Data entries:

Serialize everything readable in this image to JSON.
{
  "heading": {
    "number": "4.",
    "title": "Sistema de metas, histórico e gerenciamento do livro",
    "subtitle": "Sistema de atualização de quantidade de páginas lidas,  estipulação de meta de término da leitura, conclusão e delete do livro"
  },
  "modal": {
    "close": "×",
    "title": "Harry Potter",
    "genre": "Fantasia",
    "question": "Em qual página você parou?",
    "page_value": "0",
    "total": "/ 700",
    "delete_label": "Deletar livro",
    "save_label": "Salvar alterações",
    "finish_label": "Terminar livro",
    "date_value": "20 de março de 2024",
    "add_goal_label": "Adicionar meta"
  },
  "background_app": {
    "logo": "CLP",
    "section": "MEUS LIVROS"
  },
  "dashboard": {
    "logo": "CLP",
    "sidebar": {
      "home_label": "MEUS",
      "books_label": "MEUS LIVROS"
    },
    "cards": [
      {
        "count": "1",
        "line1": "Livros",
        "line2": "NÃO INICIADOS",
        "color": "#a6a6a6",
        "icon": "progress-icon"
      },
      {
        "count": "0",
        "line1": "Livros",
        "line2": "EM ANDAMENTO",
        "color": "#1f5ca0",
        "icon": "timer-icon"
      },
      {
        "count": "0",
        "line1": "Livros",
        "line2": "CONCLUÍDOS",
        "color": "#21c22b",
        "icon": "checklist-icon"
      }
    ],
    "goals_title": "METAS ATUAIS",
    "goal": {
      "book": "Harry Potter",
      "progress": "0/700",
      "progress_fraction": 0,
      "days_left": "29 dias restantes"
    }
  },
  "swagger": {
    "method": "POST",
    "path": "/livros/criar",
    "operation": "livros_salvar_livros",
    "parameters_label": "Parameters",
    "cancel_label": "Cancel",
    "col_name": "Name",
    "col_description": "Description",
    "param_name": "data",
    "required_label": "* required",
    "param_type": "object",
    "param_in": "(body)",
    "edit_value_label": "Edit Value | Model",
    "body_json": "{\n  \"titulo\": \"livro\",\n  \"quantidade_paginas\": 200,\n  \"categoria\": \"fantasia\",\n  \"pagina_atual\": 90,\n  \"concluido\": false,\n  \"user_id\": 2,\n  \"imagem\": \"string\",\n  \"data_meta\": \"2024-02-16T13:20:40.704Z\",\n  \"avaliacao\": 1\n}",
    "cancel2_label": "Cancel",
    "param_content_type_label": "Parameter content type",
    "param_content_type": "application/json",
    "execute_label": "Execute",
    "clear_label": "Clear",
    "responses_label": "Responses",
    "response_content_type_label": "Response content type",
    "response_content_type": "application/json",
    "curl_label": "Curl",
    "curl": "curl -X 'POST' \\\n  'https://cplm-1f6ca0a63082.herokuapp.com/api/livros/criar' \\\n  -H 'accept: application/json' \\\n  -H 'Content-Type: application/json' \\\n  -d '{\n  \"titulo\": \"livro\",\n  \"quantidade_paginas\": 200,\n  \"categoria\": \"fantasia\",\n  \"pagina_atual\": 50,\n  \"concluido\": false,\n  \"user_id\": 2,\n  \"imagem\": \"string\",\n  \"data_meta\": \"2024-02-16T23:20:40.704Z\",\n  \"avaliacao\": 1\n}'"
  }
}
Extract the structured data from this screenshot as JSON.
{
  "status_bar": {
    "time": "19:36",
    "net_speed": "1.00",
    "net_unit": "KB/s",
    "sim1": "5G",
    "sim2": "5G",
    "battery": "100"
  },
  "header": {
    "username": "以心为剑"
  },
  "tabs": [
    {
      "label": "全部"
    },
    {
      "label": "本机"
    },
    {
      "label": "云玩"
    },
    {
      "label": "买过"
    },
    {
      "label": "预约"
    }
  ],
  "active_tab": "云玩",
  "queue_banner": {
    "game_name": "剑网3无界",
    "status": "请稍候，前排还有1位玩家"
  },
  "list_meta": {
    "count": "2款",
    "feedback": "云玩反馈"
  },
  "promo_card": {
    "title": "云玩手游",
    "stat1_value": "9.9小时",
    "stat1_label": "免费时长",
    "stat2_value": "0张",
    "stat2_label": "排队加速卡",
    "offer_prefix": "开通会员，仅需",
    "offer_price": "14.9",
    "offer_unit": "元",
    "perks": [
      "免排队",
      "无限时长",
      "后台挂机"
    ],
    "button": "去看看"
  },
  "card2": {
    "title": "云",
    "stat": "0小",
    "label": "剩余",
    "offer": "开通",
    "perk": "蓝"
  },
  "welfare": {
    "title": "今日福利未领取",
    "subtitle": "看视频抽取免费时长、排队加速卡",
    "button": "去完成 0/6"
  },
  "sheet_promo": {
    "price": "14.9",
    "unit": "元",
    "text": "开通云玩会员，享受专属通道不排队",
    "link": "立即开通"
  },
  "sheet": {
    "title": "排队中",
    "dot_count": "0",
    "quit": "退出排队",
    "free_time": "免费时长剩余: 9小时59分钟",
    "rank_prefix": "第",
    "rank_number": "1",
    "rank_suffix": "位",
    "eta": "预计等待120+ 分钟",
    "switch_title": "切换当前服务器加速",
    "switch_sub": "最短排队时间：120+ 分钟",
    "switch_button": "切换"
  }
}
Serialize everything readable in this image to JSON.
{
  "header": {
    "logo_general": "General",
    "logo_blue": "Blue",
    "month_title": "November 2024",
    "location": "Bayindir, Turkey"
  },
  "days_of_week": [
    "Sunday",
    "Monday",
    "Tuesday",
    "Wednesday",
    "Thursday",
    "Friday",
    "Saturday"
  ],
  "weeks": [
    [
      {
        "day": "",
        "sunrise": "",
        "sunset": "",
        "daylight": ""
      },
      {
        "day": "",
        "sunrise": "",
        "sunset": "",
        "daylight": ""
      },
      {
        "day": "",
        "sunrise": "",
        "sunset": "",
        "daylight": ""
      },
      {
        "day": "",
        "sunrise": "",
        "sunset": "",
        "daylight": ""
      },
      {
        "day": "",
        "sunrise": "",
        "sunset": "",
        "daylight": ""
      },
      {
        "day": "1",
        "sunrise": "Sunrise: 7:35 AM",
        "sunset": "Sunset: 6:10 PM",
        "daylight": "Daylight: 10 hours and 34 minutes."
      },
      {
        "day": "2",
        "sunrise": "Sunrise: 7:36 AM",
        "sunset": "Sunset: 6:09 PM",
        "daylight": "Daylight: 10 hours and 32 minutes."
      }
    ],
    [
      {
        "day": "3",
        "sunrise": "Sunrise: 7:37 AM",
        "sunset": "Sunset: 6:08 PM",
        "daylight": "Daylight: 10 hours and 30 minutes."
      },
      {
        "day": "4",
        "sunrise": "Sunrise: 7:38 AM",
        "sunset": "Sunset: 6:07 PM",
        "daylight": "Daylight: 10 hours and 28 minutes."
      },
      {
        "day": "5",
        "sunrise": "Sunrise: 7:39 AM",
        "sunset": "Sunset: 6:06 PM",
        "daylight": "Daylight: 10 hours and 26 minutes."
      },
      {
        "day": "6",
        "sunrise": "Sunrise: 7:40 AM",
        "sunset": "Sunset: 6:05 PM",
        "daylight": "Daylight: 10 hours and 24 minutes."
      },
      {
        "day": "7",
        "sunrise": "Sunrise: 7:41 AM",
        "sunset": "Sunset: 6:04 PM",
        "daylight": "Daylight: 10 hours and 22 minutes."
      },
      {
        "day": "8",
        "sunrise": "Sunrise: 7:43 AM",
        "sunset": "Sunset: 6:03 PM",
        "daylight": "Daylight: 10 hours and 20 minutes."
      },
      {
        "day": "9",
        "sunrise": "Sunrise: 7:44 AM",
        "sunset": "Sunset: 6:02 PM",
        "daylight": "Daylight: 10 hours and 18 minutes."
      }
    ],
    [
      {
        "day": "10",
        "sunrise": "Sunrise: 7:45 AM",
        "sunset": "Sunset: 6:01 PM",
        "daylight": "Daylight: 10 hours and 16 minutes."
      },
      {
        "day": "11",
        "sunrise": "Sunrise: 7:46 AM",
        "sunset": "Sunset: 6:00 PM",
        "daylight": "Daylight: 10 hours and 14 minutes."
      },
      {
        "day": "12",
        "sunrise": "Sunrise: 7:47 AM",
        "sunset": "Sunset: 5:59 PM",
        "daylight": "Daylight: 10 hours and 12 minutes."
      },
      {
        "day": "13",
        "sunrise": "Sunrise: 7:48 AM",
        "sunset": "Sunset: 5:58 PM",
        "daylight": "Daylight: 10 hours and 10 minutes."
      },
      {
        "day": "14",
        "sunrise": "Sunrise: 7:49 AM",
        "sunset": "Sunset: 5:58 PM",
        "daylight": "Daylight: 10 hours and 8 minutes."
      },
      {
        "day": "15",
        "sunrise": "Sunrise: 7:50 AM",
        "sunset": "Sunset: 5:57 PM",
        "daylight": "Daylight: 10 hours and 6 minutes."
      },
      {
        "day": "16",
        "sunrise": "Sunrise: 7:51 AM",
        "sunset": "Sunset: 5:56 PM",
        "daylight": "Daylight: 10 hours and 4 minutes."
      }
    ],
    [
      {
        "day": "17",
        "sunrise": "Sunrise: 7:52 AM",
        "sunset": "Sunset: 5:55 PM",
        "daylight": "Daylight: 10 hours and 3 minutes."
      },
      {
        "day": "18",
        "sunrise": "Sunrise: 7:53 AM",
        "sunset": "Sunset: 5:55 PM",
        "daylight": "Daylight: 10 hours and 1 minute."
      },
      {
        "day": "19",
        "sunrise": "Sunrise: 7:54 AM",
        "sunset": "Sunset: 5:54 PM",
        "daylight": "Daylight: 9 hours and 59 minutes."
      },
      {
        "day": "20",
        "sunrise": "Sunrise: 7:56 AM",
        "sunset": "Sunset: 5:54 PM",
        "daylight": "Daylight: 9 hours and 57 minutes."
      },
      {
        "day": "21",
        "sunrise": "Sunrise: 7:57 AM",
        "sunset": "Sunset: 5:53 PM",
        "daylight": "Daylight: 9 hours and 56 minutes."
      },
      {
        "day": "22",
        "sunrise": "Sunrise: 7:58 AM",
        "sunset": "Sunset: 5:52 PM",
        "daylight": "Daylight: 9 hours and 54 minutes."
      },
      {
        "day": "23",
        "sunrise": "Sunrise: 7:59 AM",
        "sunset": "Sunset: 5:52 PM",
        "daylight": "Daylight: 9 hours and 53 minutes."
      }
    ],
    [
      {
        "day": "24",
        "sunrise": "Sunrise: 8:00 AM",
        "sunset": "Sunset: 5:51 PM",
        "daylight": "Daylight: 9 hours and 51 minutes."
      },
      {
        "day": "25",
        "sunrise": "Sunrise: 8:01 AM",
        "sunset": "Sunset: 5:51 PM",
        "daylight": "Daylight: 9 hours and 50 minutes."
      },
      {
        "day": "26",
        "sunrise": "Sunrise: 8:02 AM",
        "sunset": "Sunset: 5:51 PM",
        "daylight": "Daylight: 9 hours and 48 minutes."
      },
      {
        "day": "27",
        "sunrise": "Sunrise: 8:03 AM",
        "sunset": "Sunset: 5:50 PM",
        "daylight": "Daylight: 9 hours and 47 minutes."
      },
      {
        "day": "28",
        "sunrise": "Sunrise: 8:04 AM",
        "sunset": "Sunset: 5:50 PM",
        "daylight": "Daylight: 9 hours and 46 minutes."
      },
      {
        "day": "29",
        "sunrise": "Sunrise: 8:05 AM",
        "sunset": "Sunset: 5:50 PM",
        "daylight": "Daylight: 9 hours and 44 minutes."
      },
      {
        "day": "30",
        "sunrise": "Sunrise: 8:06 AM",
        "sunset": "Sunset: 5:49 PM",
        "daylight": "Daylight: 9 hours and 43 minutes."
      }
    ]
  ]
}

> **Task instructions**: Where a line contains "color", copy that line.

> **Solved exercise**:
        "color": "#a6a6a6",
        "color": "#1f5ca0",
        "color": "#21c22b",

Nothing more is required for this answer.